Sur des petites routes étroites et moins bien entretenues en revanche, ses piètres performances et son caractère "ondulant" sautent au casque : la V9 Roamer subit chaque irrégularité, contraignant à rendre la main face à ses réactions parfois erratiques. Gare alors à couper les gaz progressivement, sous peine de comprimer les suspensions sous le sensible effet de couple occasionné par le cardan...

"La Triumph finit par bouger, alors que la Moto Guzzi bouge avant de commencer", résume ironiquement l'un de nos essayeurs, pourtant peu gêné habituellement par le caractère "remuant" d'une moto !

Les choses rentrent dans l'ordre tandis que le bitume se lisse : la V9 offre un comportement plus rigoureux si l'on s'efforce de conserver une vitesse et une assiette constantes en courbes. La garde au sol restreinte devient alors le seul frein "mécanique", quand la Triumph s'incline joyeusement sans frotter...

La V9 Roamer au moteur...

Les seuls aspects sur lesquels l'anglaise cède du terrain concernent le confort de selle, le freinage et les performances moteur. L'assise de la Street Twin est beaucoup plus dure que celle de la V9 Roamer et son étrier à 2-pistons n'a pas le mordant de son très bon 4-pistons. La Moto Guzzi enfonce le clou avec son frein arrière plus puissant et facile à doser : appréciable pour corriger l'un de ses écarts !

Au niveau mécanique, la rétro de Mandello délivre un véritable récital : presque aussi souple que le bicylindre en ligne anglais, son V-twin accepte de descendre à 50 km/h en sixième. Ses relances un rien hésitantes à si bas régimes et les cliquetis de sa distribution culbutée incitent toutefois à lui donner un peu "d'air", contrairement à la Street Twin dont l'élasticité confondante fait merveille en ville.

Précédée de sa sonorité grave et plus mélodieuse, la Triumph offre des relances vives et pleines dès les bas régimes : si son moteur a perdu quelque 13 chevaux par rapport au modèle précédent, c'est au bénéfice du couple avec un coquet pic à 80 Nm dès 3230 tr/mn.

Cela ne suffit pourtant pas à contrer les solides envolées de la Moto Guzzi, dont le punch moteur a sensiblement progressé ! A rapport égal, la V9 Roamer prend et garde l'avantage entre 60 et 90 km/h, puis éclipse définitivement la Street Twin grâce à son allonge plus musclée.

Très bien remplie jusqu'aux mi-régimes, la Triumph offre ensuite une courbe linéaire moins costaude que celle la Moto Guzzi. Le "petit" V-twin de 853 cc est une pure réussite, alliant caractère et vigueur à un côté joueur qui fait quelque peu défaut dans les tours au 900 cc de la Street Twin.

CONTENU AFFICHÉ =>
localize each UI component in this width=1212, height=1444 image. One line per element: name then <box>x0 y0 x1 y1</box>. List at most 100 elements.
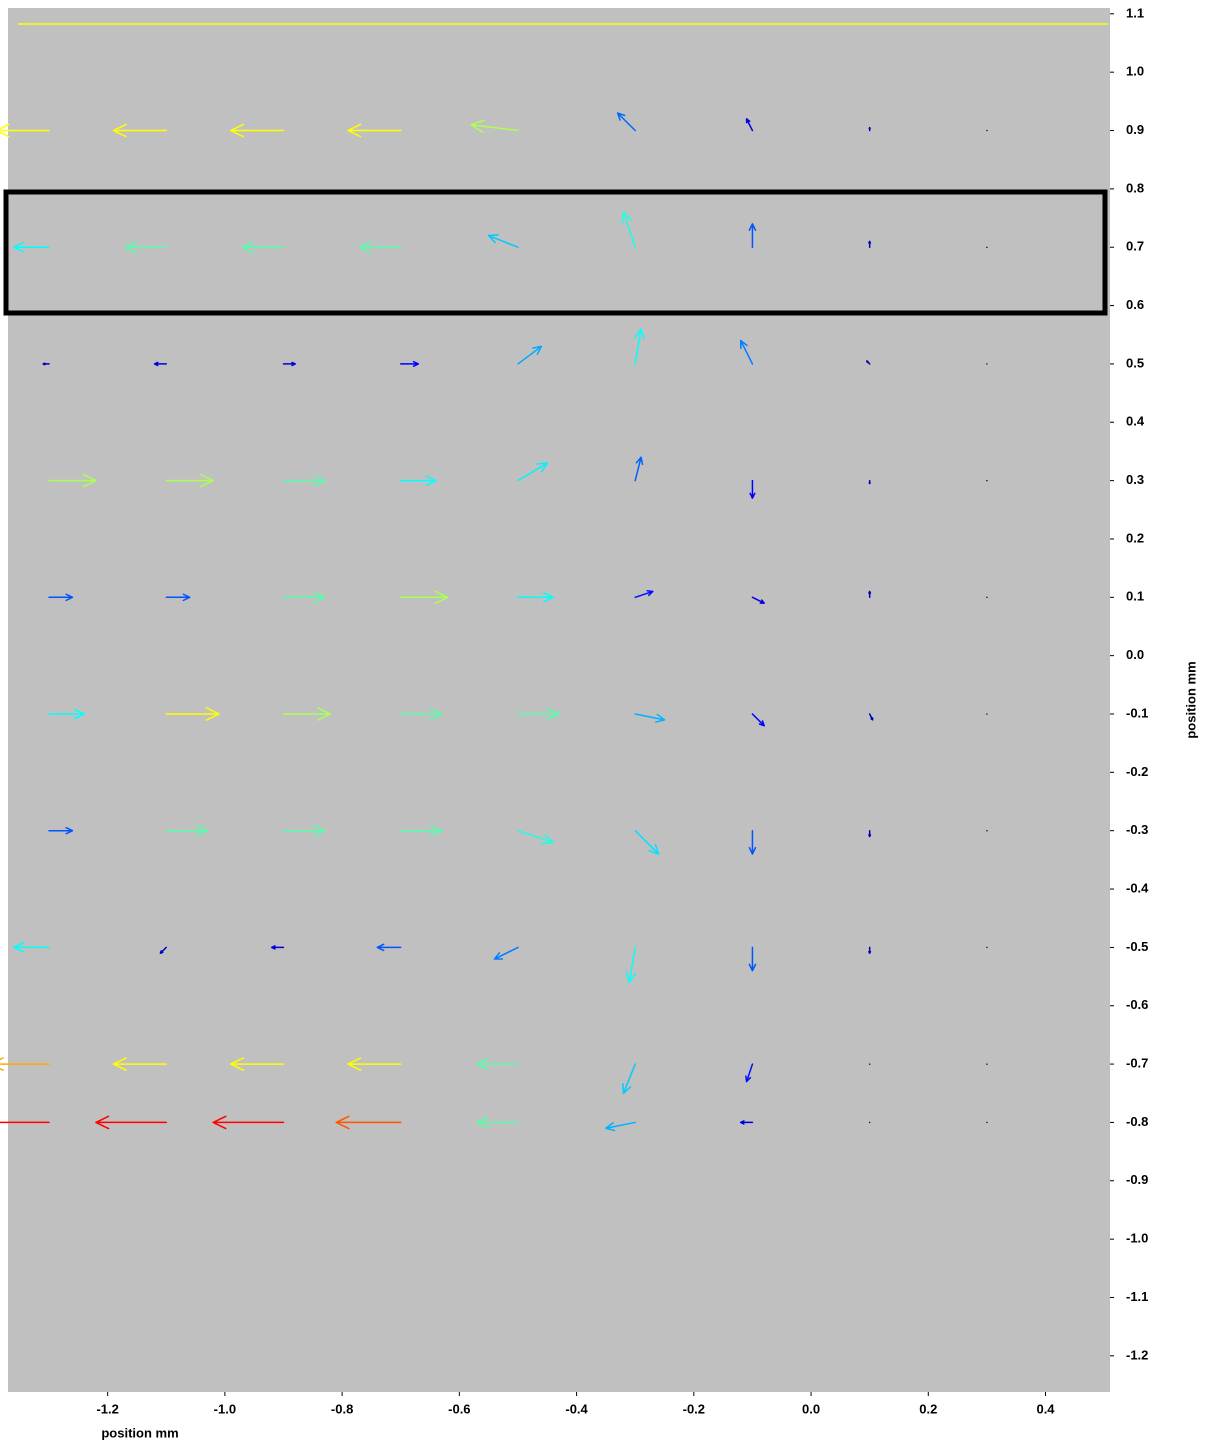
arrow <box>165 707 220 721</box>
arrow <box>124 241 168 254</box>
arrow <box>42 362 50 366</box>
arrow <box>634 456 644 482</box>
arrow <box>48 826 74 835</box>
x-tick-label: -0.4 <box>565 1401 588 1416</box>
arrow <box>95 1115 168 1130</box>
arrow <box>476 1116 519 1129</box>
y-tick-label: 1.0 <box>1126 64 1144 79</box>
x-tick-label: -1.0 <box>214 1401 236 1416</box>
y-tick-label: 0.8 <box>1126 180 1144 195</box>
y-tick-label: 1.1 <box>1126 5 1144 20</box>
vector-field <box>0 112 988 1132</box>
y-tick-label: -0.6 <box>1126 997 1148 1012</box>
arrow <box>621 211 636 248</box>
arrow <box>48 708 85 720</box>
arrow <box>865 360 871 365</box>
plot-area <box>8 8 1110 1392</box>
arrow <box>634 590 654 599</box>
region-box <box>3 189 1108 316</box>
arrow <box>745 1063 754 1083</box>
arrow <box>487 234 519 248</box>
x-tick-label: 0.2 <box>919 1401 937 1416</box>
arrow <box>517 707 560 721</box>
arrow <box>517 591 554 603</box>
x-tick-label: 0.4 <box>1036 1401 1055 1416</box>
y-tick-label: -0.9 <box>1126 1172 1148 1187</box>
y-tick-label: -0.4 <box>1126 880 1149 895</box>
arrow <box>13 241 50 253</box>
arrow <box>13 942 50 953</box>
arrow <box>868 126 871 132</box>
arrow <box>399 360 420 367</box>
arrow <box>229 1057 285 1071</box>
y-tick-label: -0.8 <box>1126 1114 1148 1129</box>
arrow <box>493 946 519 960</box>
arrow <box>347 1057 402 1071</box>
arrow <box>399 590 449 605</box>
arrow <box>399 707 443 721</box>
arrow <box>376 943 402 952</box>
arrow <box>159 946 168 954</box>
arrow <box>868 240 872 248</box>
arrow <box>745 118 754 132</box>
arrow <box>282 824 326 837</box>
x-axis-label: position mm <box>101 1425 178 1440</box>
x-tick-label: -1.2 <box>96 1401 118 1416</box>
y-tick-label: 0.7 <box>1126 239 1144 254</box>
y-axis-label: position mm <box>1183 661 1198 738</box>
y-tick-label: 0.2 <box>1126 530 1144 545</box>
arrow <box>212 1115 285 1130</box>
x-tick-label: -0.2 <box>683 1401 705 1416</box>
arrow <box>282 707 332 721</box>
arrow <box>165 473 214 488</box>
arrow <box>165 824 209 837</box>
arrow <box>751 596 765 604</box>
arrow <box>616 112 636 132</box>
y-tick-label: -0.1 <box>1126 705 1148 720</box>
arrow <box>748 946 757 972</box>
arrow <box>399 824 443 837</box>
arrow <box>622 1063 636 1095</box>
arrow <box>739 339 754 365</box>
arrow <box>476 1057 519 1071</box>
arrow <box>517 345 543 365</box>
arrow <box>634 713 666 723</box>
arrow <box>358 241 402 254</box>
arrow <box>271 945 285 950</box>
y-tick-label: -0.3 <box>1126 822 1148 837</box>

SÉRIE D'EXERCICES =>
1) D'après l'extrait, pourquoi vaut-il mieux donner un peu « d'air » au moteur de la V9 Roamer plutôt que de le laisser à très bas régime ? Répondez en une à trois phrases.
2) Réécrivez sous forme de liste, s'il vous plaît, le paragraphe de l'extrait qui commence par « Les seuls aspects sur lesquels l'anglaise », en conservant ses faits principaux.
Les entrées n'ont aucun lien avec l'extrait.

CORRIGÉ =>
1) À très bas régime, les relances de la V9 Roamer sont un peu hésitantes. Sa distribution culbutée produit aussi des cliquetis. Ces deux défauts incitent à faire monter un peu le moteur en régime.

2)
Points sur lesquels la Triumph Street Twin cède du terrain face à la V9 Roamer :
- Confort de selle : l'assise de la Street Twin est beaucoup plus dure.
- Freinage avant : son étrier à 2 pistons n'a pas le mordant du très bon 4 pistons de la Moto Guzzi.
- Freinage arrière : celui de la Moto Guzzi est plus puissant et facile à doser, ce qui est appréciable pour corriger l'un de ses écarts.
- Performances moteur.